EXERCICE COURT 1: Peux-tu réécrire tout le passage de la critique du concert de Tortoise allant de « Sur scène, deux » jusqu'à « réplique à contre-temps. », en remplaçant « vibraphone » par « xylophone » ?

EXTRAIT À LIRE:
Puis, les 5 maîtres de Tortoise sont arrivés vers 22h15, et les 75 prochaines minutes allaient être délectables. Pas question de jaser de son week-end rendu là.

Du rock au jazz, avec une ferveur presque punk par moments; du prog au krautrock, des signatures de temps inhabituelles, le tout parfaitement maîtrisé par les 5 membres, et en visitant autant le matériel du nouveau disque que les mélodies des précédents.

Sur scène, deux batteries se font face et sont ingénieusement placées au-devant de la scène. Les cinq musiciens sont multiinstrumentistes et passent allègrement du synthé à la batterie, puis au vibraphone, à la guitare ou à la basse. Il y a aussi cet étrange instrument à l’extrémité du côté jardin : un genre de clavier à percussions électronique, joué avec des mailloches. On dirait un croisement entre un drum pad et un marimba.

Quoi qu’il en soit, chaque son est soigneusement choisi, et le tout est tiré vers l’avant par la batterie, qui part parfois sur de folles envolées, ou parfois même les deux batteries, en même temps, qui se donnent la réplique à contre-temps.

Il n’y a pas de mise en scène, pas de projections et les éclairages font le minimum. C’est musicalement que ça se passe, et dans l’interaction subtile mais intelligente entre les musiciens.

Après plus de vingt ans de carrière, les membres de Tortoise sont toujours aussi inspirés et passionnés, puissants et beaux à voir. Ils sont encore et toujours maîtres dans leur catégorie, et ça faisait grand bien de les voir à l’oeuvre à Montréal, surtout dans la relative intimité du Théâtre Fairmount, où l’on pouvait carrément se tenir à quelques pieds d’eux et en prendre plein la gueule. Pour l’amour de la musique, purement et simplement.

DONNÉES ENREGISTRÉES:
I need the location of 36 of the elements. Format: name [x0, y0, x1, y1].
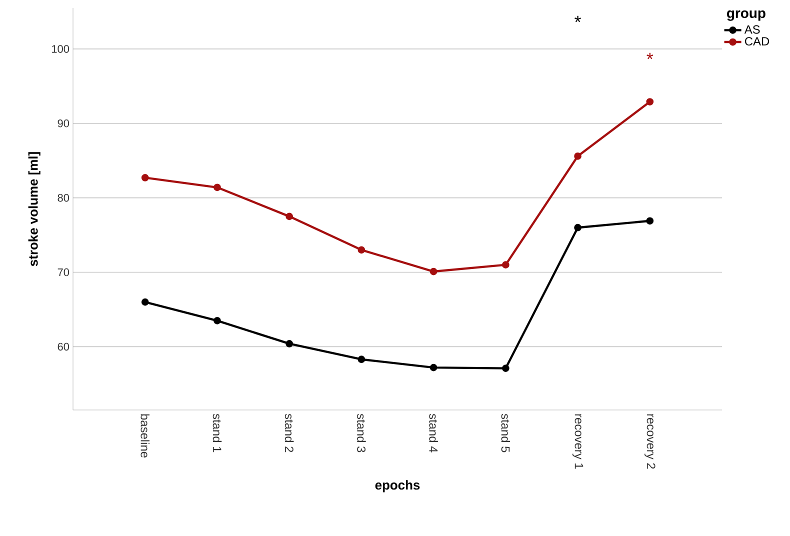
- point: [286, 212, 294, 220]
- point: [358, 246, 366, 254]
- point: [502, 364, 510, 372]
- y-tick-label: 80: [58, 194, 70, 202]
- y-tick-label: 100: [52, 45, 70, 53]
- x-tick-label: recovery 1: [572, 414, 584, 469]
- point: [646, 217, 654, 225]
- x-tick-label: stand 5: [501, 414, 510, 452]
- annotation: *: [574, 16, 581, 22]
- point: [358, 356, 366, 364]
- x-tick-label: baseline: [140, 414, 150, 458]
- legend-label: CAD: [744, 37, 770, 46]
- point: [286, 340, 294, 348]
- y-tick-label: 70: [58, 268, 70, 276]
- point: [214, 316, 221, 324]
- point: [574, 224, 582, 232]
- y-axis-title: stroke volume [ml]: [28, 152, 40, 266]
- y-tick-label: 90: [58, 120, 70, 128]
- x-tick-label: stand 3: [357, 414, 366, 452]
- x-axis-title: epochs: [375, 480, 420, 492]
- point: [141, 174, 149, 182]
- point: [502, 261, 510, 269]
- point: [214, 184, 221, 192]
- point: [646, 98, 654, 106]
- x-tick-label: stand 2: [284, 414, 294, 452]
- x-tick-label: recovery 2: [644, 414, 656, 469]
- point: [574, 152, 582, 160]
- point: [430, 268, 438, 276]
- x-tick-label: stand 4: [429, 414, 438, 452]
- point: [430, 364, 438, 372]
- legend-label: AS: [744, 25, 760, 34]
- legend-title: group: [727, 10, 766, 21]
- annotation: *: [646, 52, 654, 60]
- point: [141, 298, 149, 306]
- x-tick-label: stand 1: [212, 414, 222, 452]
- y-tick-label: 60: [58, 342, 70, 351]
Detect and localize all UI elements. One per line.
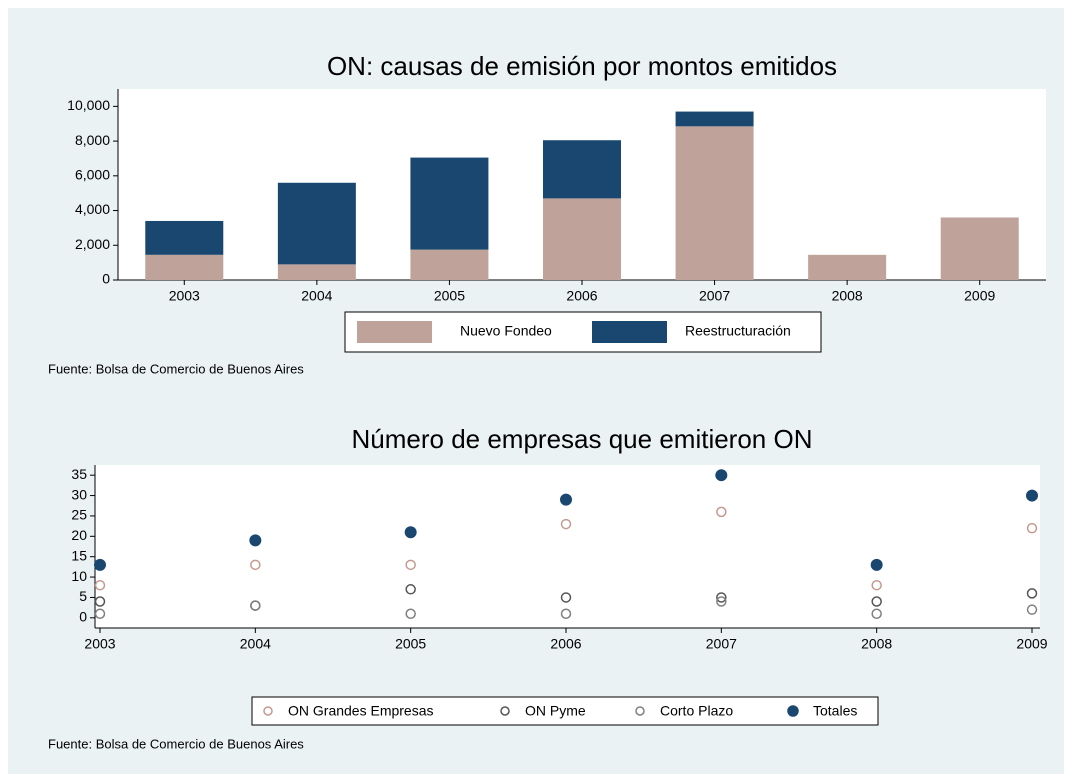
point	[871, 579, 882, 591]
legend-swatch	[357, 321, 432, 343]
bar-segment	[277, 264, 356, 280]
x-tick-label: 2006	[550, 636, 581, 652]
point	[560, 493, 572, 506]
x-tick-label: 2009	[964, 288, 995, 304]
point	[250, 559, 261, 571]
legend-marker	[635, 706, 645, 716]
point	[1026, 522, 1038, 534]
note: Fuente: Bolsa de Comercio de Buenos Aire…	[48, 736, 304, 751]
x-tick-label: 2004	[301, 288, 332, 304]
legend-label: Corto Plazo	[660, 703, 733, 719]
legend-label: Totales	[813, 703, 857, 719]
bar-segment	[410, 157, 489, 250]
point	[405, 608, 416, 619]
x-tick-label: 2007	[706, 636, 737, 652]
point	[716, 592, 727, 603]
y-tick-label: 30	[71, 486, 87, 502]
bar-segment	[543, 140, 621, 199]
chart-title: Número de empresas que emitieron ON	[352, 424, 813, 454]
x-tick-label: 2003	[169, 288, 200, 304]
y-tick-label: 2,000	[75, 236, 110, 252]
y-tick-label: 0	[102, 271, 110, 287]
legend-marker	[787, 705, 799, 717]
chart-title: ON: causas de emisión por montos emitido…	[327, 51, 837, 81]
legend-label: Reestructuración	[685, 323, 791, 339]
bar-segment	[543, 198, 621, 280]
bar-segment	[410, 249, 489, 280]
point	[1026, 489, 1038, 502]
bar-segment	[145, 254, 224, 280]
x-tick-label: 2008	[832, 288, 863, 304]
point	[871, 608, 882, 619]
point	[404, 526, 417, 539]
point	[560, 608, 572, 619]
point	[871, 596, 882, 607]
point	[94, 579, 106, 591]
point	[715, 469, 728, 482]
point	[94, 596, 106, 607]
legend-marker	[500, 706, 510, 716]
plot-area	[95, 465, 1040, 628]
x-tick-label: 2006	[566, 288, 597, 304]
x-tick-label: 2003	[84, 636, 115, 652]
y-tick-label: 0	[79, 609, 87, 625]
x-tick-label: 2008	[861, 636, 892, 652]
y-tick-label: 35	[71, 466, 87, 482]
point	[560, 518, 572, 530]
x-tick-label: 2004	[240, 636, 271, 652]
y-tick-label: 6,000	[75, 167, 110, 183]
point	[405, 559, 416, 571]
bar-segment	[145, 220, 224, 255]
y-tick-label: 4,000	[75, 201, 110, 217]
bar-segment	[940, 217, 1019, 280]
bar-segment	[808, 254, 887, 280]
point	[1026, 604, 1038, 615]
y-tick-label: 10,000	[67, 97, 110, 113]
legend-marker	[263, 706, 273, 716]
legend-label: ON Pyme	[525, 703, 586, 719]
x-tick-label: 2005	[434, 288, 465, 304]
bar-segment	[277, 182, 356, 265]
point	[249, 534, 262, 547]
legend-swatch	[592, 321, 667, 343]
legend-box	[251, 696, 879, 726]
point	[870, 558, 883, 571]
y-tick-label: 8,000	[75, 132, 110, 148]
note: Fuente: Bolsa de Comercio de Buenos Aire…	[48, 361, 304, 376]
x-tick-label: 2009	[1016, 636, 1047, 652]
point	[250, 600, 261, 611]
y-tick-label: 20	[71, 527, 87, 543]
point	[94, 558, 106, 571]
legend-label: ON Grandes Empresas	[288, 703, 434, 719]
x-tick-label: 2007	[699, 288, 730, 304]
x-tick-label: 2005	[395, 636, 426, 652]
point	[405, 584, 416, 595]
point	[1026, 588, 1038, 599]
bar-segment	[675, 126, 754, 280]
y-tick-label: 25	[71, 507, 87, 523]
point	[94, 608, 106, 619]
legend-label: Nuevo Fondeo	[460, 323, 552, 339]
y-tick-label: 5	[79, 588, 87, 604]
point	[716, 596, 727, 607]
bar-segment	[675, 111, 754, 127]
point	[560, 592, 572, 603]
y-tick-label: 15	[71, 547, 87, 563]
point	[716, 506, 727, 518]
y-tick-label: 10	[71, 568, 87, 584]
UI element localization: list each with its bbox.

EXERCICE COURT 2: Dans le listing, peux-tu mettre sous forme de liste JSON de chaînes, une chaîne par ligne et sans les lignes vides, uniquement les lignes allant de celle qui contient « 579, 882, 591] » jusqu'à celle qui contient « 198, 621, 280] », ces deux lignes comprises ?

RÉPONSE COMPLÈTE 1:
Sur scène, deux batteries se font face et sont ingénieusement placées au-devant de la scène. Les cinq musiciens sont multiinstrumentistes et passent allègrement du synthé à la batterie, puis au xylophone, à la guitare ou à la basse. Il y a aussi cet étrange instrument à l’extrémité du côté jardin : un genre de clavier à percussions électronique, joué avec des mailloches. On dirait un croisement entre un drum pad et un marimba.

Quoi qu’il en soit, chaque son est soigneusement choisi, et le tout est tiré vers l’avant par la batterie, qui part parfois sur de folles envolées, ou parfois même les deux batteries, en même temps, qui se donnent la réplique à contre-temps.

RÉPONSE COMPLÈTE 2:
[
  "point\t[871, 579, 882, 591]",
  "legend-swatch\t[357, 321, 432, 343]",
  "bar-segment\t[277, 264, 356, 280]",
  "x-tick-label: 2006\t[550, 636, 581, 652]",
  "point\t[560, 493, 572, 506]",
  "x-tick-label: 2009\t[964, 288, 995, 304]",
  "point\t[250, 559, 261, 571]",
  "legend-marker\t[635, 706, 645, 716]",
  "point\t[1026, 522, 1038, 534]",
  "note: Fuente: Bolsa de Comercio de Buenos Aire…\t[48, 736, 304, 751]",
  "x-tick-label: 2004\t[301, 288, 332, 304]",
  "legend-label: Corto Plazo\t[660, 703, 733, 719]",
  "legend-label: Totales\t[813, 703, 857, 719]",
  "bar-segment\t[410, 157, 489, 250]",
  "point\t[405, 608, 416, 619]",
  "x-tick-label: 2007\t[706, 636, 737, 652]",
  "point\t[716, 592, 727, 603]",
  "y-tick-label: 30\t[71, 486, 87, 502]",
  "bar-segment\t[543, 140, 621, 199]",
  "chart-title: Número de empresas que emitieron ON\t[352, 424, 813, 454]",
  "x-tick-label: 2003\t[169, 288, 200, 304]",
  "y-tick-label: 2,000\t[75, 236, 110, 252]",
  "y-tick-label: 0\t[102, 271, 110, 287]",
  "legend-marker\t[787, 705, 799, 717]",
  "chart-title: ON: causas de emisión por montos emitido…\t[327, 51, 837, 81]",
  "legend-label: Reestructuración\t[685, 323, 791, 339]",
  "bar-segment\t[543, 198, 621, 280]"
]